• TASK DIRECTIONS: Look for "date" in each line of the entries, and return the matching lines.

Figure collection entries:
• • •

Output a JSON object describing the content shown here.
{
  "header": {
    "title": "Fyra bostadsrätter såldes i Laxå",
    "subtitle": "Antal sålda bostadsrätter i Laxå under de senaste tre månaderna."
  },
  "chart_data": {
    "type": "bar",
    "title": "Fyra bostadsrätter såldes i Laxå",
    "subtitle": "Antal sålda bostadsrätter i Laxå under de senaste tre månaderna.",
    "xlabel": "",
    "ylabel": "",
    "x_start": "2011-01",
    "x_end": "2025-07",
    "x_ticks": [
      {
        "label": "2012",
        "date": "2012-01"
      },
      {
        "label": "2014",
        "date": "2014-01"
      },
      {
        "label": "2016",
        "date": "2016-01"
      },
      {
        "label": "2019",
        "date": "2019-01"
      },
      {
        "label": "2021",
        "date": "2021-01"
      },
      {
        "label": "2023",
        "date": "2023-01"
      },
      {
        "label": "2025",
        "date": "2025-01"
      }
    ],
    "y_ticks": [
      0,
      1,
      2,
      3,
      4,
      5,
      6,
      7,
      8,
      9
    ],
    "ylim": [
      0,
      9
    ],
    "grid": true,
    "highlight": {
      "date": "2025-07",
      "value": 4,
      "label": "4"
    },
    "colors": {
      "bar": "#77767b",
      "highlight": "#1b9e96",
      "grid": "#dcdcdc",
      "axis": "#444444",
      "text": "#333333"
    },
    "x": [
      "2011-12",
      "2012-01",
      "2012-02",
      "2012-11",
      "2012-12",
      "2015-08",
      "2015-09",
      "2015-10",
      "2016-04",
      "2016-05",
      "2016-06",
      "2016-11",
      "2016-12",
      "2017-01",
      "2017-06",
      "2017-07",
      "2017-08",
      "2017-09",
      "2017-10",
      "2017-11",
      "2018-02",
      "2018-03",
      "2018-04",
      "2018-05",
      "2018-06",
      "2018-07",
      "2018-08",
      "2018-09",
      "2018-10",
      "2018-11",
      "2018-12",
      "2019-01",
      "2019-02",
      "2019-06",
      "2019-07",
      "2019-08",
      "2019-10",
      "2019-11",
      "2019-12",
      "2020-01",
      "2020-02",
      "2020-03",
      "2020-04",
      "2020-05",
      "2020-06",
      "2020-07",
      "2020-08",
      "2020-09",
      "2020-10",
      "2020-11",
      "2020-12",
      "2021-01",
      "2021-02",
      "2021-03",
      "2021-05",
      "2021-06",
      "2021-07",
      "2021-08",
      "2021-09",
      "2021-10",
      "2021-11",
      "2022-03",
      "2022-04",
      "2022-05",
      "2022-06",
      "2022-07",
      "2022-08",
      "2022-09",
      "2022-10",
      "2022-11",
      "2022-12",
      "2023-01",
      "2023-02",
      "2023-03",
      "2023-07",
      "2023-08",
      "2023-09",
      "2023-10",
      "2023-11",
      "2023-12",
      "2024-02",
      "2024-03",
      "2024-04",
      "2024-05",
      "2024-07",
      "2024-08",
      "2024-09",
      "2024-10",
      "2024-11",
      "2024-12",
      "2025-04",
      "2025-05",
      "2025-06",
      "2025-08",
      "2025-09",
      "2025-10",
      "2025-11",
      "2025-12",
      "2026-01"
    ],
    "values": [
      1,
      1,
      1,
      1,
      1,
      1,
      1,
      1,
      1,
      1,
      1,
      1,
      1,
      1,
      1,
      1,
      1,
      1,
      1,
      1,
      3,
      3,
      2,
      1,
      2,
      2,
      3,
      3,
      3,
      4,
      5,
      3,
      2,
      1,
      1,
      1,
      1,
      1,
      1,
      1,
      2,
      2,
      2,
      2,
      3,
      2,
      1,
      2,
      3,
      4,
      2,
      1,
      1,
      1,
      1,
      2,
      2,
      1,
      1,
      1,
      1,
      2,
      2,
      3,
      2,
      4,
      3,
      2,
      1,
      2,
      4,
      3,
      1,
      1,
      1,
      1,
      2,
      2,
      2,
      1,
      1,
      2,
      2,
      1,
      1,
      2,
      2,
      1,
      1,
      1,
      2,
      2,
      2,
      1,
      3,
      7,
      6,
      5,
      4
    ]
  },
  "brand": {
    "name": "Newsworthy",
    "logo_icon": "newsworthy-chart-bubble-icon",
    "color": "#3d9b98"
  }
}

• • •

• ANSWER TO THE TASK:
        "date": "2012-01"
        "date": "2014-01"
        "date": "2016-01"
        "date": "2019-01"
        "date": "2021-01"
        "date": "2023-01"
        "date": "2025-01"
      "date": "2025-07",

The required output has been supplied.